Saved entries
= = = = = = =

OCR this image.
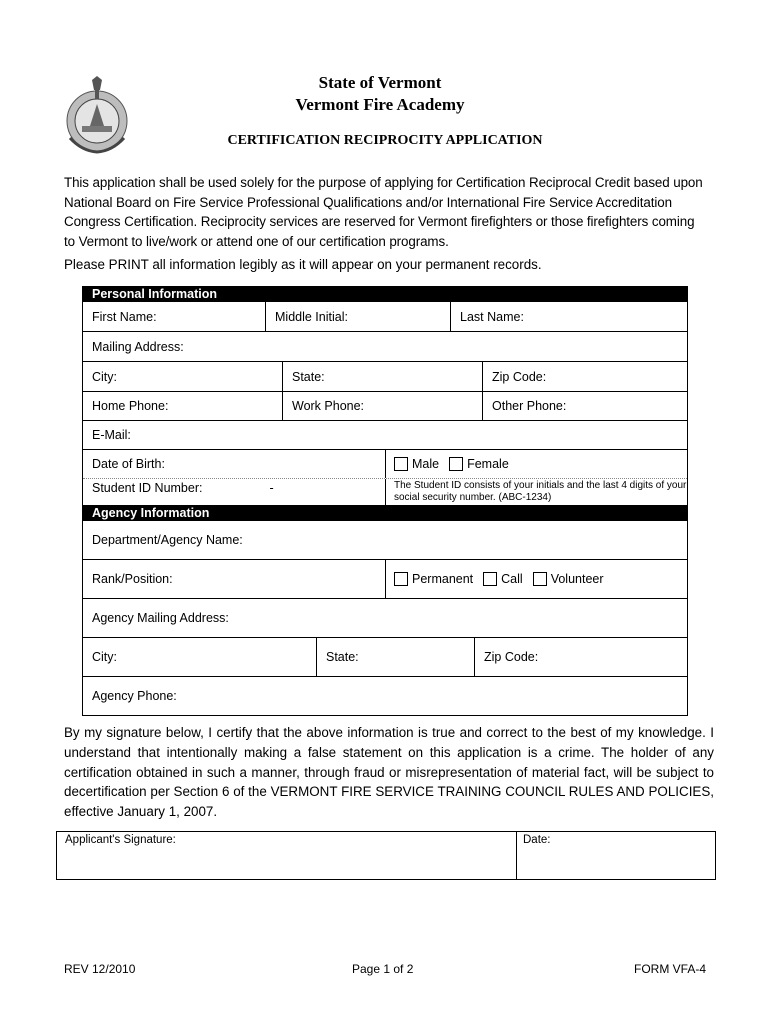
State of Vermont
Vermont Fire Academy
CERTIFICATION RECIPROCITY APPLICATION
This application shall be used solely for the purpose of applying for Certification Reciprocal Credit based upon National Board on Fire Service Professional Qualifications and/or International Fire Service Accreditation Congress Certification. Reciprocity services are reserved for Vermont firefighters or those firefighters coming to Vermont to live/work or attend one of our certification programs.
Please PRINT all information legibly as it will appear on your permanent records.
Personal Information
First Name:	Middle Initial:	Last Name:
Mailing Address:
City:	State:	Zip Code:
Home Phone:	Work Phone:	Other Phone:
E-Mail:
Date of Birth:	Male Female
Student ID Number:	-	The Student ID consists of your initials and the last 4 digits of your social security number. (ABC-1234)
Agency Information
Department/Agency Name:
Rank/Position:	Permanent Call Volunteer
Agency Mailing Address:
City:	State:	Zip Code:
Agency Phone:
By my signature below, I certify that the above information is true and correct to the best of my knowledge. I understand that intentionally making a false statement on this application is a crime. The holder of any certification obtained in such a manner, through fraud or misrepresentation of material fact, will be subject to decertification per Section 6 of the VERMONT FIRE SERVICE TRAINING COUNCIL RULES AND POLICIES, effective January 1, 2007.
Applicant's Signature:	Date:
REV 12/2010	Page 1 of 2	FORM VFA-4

= = = = = = =

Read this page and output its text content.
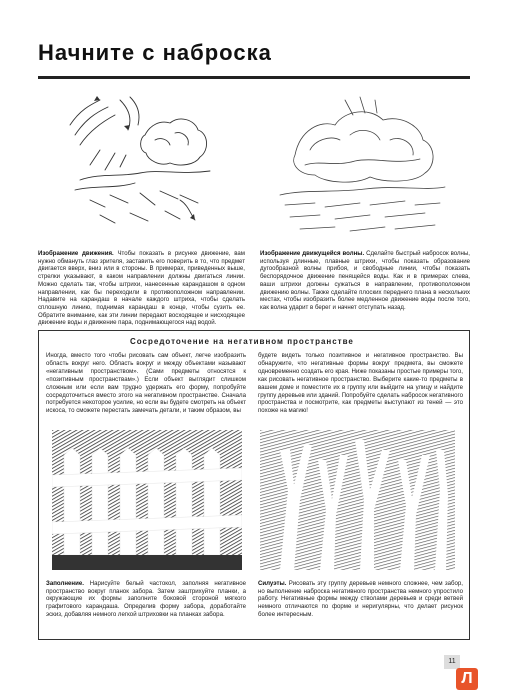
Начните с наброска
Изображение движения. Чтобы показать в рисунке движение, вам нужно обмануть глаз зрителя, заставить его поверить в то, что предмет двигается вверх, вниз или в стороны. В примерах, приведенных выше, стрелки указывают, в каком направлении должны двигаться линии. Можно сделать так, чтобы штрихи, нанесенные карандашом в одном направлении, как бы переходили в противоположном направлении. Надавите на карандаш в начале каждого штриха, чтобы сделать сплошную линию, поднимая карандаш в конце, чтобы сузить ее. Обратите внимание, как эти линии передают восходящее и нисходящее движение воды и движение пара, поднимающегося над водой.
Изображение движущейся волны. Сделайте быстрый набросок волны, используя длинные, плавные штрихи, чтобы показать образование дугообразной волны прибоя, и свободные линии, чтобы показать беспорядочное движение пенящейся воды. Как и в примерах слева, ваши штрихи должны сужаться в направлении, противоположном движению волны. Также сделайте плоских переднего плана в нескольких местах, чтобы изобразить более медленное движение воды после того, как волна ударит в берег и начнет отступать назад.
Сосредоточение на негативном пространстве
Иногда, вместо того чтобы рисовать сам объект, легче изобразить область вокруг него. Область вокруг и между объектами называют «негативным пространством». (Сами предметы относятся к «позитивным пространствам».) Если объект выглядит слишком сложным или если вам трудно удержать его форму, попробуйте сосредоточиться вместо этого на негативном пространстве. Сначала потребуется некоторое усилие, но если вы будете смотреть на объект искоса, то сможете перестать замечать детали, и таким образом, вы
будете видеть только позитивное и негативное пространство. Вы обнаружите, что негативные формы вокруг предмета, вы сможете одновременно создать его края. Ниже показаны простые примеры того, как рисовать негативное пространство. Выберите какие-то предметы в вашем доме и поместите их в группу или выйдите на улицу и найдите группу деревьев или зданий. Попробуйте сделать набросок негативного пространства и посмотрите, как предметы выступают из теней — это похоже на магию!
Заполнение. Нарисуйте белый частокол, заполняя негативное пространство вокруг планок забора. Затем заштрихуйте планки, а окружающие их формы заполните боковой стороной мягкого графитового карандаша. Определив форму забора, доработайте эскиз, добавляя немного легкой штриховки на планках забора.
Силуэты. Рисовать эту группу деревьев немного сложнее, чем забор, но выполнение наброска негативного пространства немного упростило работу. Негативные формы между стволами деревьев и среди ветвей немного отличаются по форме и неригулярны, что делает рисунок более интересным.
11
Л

= = = = = = =

◆ TASK OBJECTIVE ◆
Go through the listing above and return every line where the word "негативного" occurs.

◆ ANSWER TO THE EXERCISE ◆
будете видеть только позитивное и негативное пространство. Вы обнаружите, что негативные формы вокруг предмета, вы сможете одновременно создать его края. Ниже показаны простые примеры того, как рисовать негативное пространство. Выберите какие-то предметы в вашем доме и поместите их в группу или выйдите на улицу и найдите группу деревьев или зданий. Попробуйте сделать набросок негативного пространства и посмотрите, как предметы выступают из теней — это похоже на магию!
Силуэты. Рисовать эту группу деревьев немного сложнее, чем забор, но выполнение наброска негативного пространства немного упростило работу. Негативные формы между стволами деревьев и среди ветвей немного отличаются по форме и неригулярны, что делает рисунок более интересным.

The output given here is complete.